● GOAL: Write the entries out again exactly as they stand, but without the pictures.

Records excerpted from a collection
|---|

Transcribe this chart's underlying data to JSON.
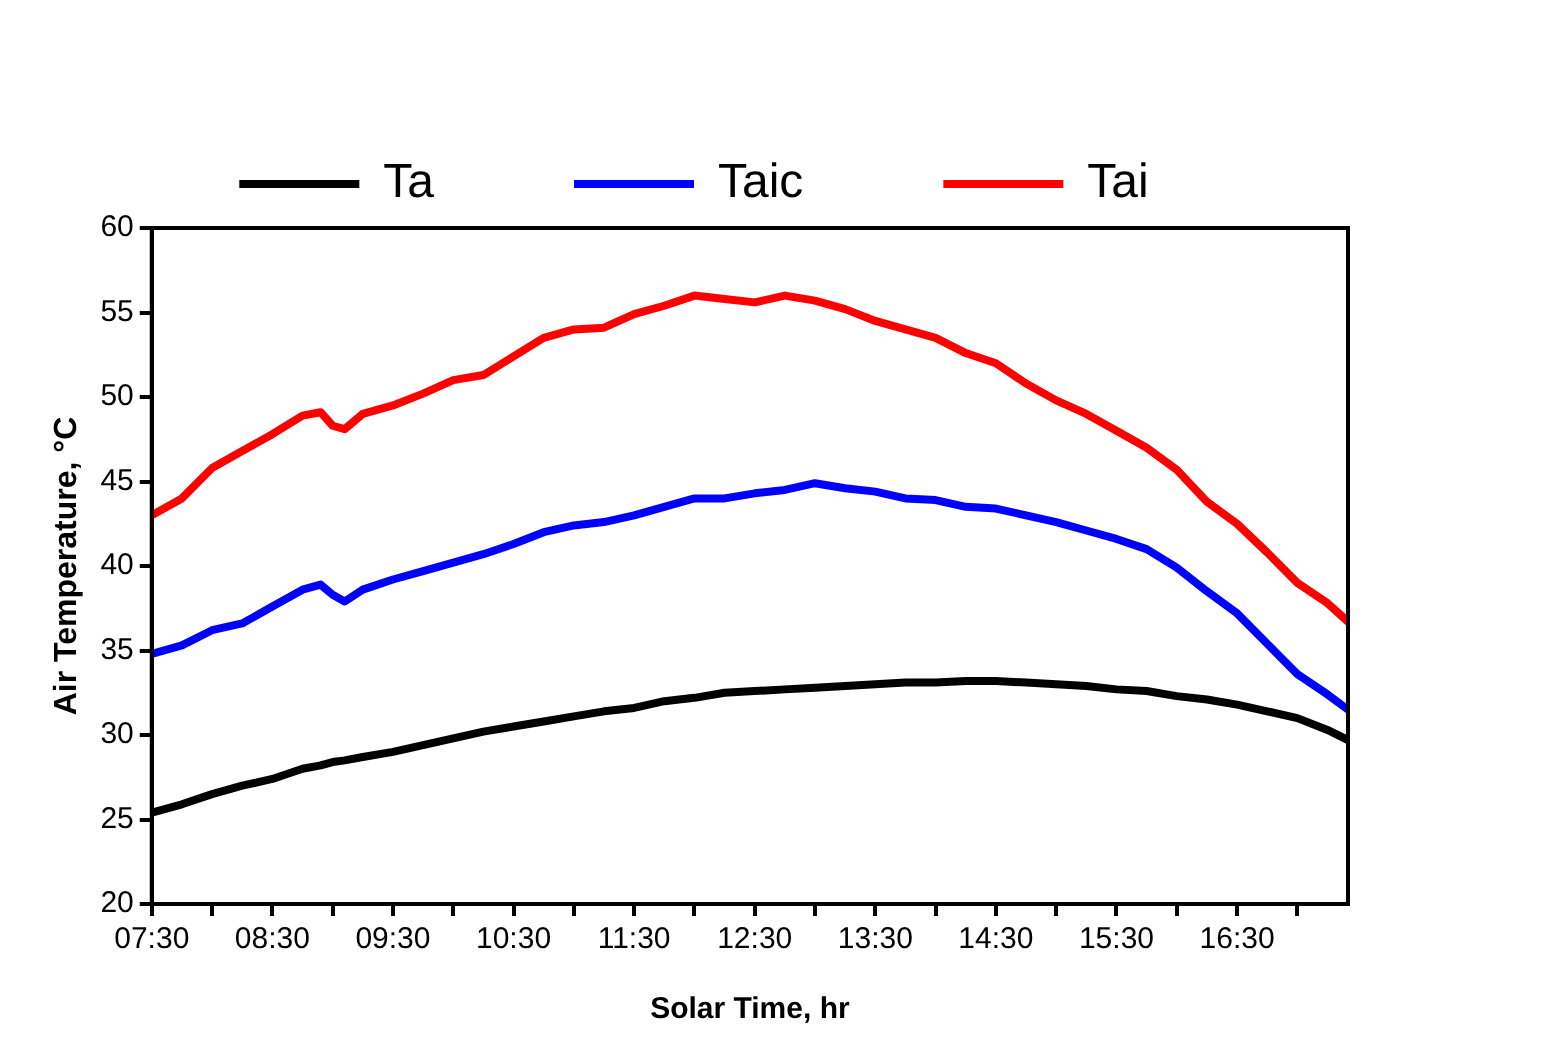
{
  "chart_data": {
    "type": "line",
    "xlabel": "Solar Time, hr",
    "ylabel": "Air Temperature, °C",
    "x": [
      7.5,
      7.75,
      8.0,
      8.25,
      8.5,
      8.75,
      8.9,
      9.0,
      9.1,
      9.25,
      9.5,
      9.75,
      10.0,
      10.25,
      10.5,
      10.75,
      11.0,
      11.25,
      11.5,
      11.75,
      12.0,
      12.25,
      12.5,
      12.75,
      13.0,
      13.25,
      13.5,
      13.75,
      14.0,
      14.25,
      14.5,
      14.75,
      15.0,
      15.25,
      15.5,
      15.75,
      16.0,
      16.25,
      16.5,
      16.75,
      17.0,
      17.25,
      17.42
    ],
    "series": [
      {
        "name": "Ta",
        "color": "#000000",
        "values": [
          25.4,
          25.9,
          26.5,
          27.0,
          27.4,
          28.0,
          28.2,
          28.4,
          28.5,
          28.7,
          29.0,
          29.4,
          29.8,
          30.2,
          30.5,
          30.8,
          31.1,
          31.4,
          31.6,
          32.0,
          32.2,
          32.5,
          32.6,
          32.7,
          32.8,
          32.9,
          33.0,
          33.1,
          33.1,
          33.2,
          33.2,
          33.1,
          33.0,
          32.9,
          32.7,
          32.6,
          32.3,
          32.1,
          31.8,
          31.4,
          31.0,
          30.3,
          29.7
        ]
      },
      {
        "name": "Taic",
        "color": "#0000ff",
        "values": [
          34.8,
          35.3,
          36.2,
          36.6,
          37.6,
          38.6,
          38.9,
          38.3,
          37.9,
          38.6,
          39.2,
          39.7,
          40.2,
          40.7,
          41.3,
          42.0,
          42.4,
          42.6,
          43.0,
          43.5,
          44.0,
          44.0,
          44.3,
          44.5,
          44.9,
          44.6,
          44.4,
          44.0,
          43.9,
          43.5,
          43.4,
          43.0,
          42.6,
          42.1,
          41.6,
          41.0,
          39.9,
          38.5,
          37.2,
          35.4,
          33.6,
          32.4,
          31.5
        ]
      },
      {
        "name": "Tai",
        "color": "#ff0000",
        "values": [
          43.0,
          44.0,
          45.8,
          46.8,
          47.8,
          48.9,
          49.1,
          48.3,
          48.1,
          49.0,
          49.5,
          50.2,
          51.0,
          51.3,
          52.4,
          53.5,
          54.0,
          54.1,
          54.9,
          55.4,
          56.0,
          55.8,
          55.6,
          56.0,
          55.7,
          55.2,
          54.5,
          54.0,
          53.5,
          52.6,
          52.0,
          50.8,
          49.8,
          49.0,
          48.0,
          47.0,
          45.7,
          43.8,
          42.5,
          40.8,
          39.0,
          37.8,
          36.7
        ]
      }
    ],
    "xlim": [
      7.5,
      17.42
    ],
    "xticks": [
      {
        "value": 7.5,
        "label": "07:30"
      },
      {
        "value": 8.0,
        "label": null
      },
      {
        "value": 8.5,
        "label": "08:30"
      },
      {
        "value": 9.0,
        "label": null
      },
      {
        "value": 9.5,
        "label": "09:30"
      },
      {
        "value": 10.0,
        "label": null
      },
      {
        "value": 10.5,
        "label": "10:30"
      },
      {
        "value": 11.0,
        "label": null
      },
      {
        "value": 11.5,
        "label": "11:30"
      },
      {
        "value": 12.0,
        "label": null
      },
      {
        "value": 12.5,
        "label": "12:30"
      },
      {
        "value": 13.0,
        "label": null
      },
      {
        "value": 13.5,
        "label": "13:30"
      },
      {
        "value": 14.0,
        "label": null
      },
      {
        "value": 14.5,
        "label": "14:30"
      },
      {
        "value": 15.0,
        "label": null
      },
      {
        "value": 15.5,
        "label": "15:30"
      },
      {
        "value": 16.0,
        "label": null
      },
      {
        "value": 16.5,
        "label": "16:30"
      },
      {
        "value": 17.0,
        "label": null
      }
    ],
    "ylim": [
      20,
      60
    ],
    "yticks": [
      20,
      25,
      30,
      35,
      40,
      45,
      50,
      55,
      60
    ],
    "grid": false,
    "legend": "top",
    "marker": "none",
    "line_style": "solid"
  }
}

|---|

● FULL OUTPUT:
Transcribe this chart's underlying data to JSON.
{
  "chart_data": {
    "type": "line",
    "xlabel": "Solar Time, hr",
    "ylabel": "Air Temperature, °C",
    "x": [
      7.5,
      7.75,
      8.0,
      8.25,
      8.5,
      8.75,
      8.9,
      9.0,
      9.1,
      9.25,
      9.5,
      9.75,
      10.0,
      10.25,
      10.5,
      10.75,
      11.0,
      11.25,
      11.5,
      11.75,
      12.0,
      12.25,
      12.5,
      12.75,
      13.0,
      13.25,
      13.5,
      13.75,
      14.0,
      14.25,
      14.5,
      14.75,
      15.0,
      15.25,
      15.5,
      15.75,
      16.0,
      16.25,
      16.5,
      16.75,
      17.0,
      17.25,
      17.42
    ],
    "series": [
      {
        "name": "Ta",
        "color": "#000000",
        "values": [
          25.4,
          25.9,
          26.5,
          27.0,
          27.4,
          28.0,
          28.2,
          28.4,
          28.5,
          28.7,
          29.0,
          29.4,
          29.8,
          30.2,
          30.5,
          30.8,
          31.1,
          31.4,
          31.6,
          32.0,
          32.2,
          32.5,
          32.6,
          32.7,
          32.8,
          32.9,
          33.0,
          33.1,
          33.1,
          33.2,
          33.2,
          33.1,
          33.0,
          32.9,
          32.7,
          32.6,
          32.3,
          32.1,
          31.8,
          31.4,
          31.0,
          30.3,
          29.7
        ]
      },
      {
        "name": "Taic",
        "color": "#0000ff",
        "values": [
          34.8,
          35.3,
          36.2,
          36.6,
          37.6,
          38.6,
          38.9,
          38.3,
          37.9,
          38.6,
          39.2,
          39.7,
          40.2,
          40.7,
          41.3,
          42.0,
          42.4,
          42.6,
          43.0,
          43.5,
          44.0,
          44.0,
          44.3,
          44.5,
          44.9,
          44.6,
          44.4,
          44.0,
          43.9,
          43.5,
          43.4,
          43.0,
          42.6,
          42.1,
          41.6,
          41.0,
          39.9,
          38.5,
          37.2,
          35.4,
          33.6,
          32.4,
          31.5
        ]
      },
      {
        "name": "Tai",
        "color": "#ff0000",
        "values": [
          43.0,
          44.0,
          45.8,
          46.8,
          47.8,
          48.9,
          49.1,
          48.3,
          48.1,
          49.0,
          49.5,
          50.2,
          51.0,
          51.3,
          52.4,
          53.5,
          54.0,
          54.1,
          54.9,
          55.4,
          56.0,
          55.8,
          55.6,
          56.0,
          55.7,
          55.2,
          54.5,
          54.0,
          53.5,
          52.6,
          52.0,
          50.8,
          49.8,
          49.0,
          48.0,
          47.0,
          45.7,
          43.8,
          42.5,
          40.8,
          39.0,
          37.8,
          36.7
        ]
      }
    ],
    "xlim": [
      7.5,
      17.42
    ],
    "xticks": [
      {
        "value": 7.5,
        "label": "07:30"
      },
      {
        "value": 8.0,
        "label": null
      },
      {
        "value": 8.5,
        "label": "08:30"
      },
      {
        "value": 9.0,
        "label": null
      },
      {
        "value": 9.5,
        "label": "09:30"
      },
      {
        "value": 10.0,
        "label": null
      },
      {
        "value": 10.5,
        "label": "10:30"
      },
      {
        "value": 11.0,
        "label": null
      },
      {
        "value": 11.5,
        "label": "11:30"
      },
      {
        "value": 12.0,
        "label": null
      },
      {
        "value": 12.5,
        "label": "12:30"
      },
      {
        "value": 13.0,
        "label": null
      },
      {
        "value": 13.5,
        "label": "13:30"
      },
      {
        "value": 14.0,
        "label": null
      },
      {
        "value": 14.5,
        "label": "14:30"
      },
      {
        "value": 15.0,
        "label": null
      },
      {
        "value": 15.5,
        "label": "15:30"
      },
      {
        "value": 16.0,
        "label": null
      },
      {
        "value": 16.5,
        "label": "16:30"
      },
      {
        "value": 17.0,
        "label": null
      }
    ],
    "ylim": [
      20,
      60
    ],
    "yticks": [
      20,
      25,
      30,
      35,
      40,
      45,
      50,
      55,
      60
    ],
    "grid": false,
    "legend": "top",
    "marker": "none",
    "line_style": "solid"
  }
}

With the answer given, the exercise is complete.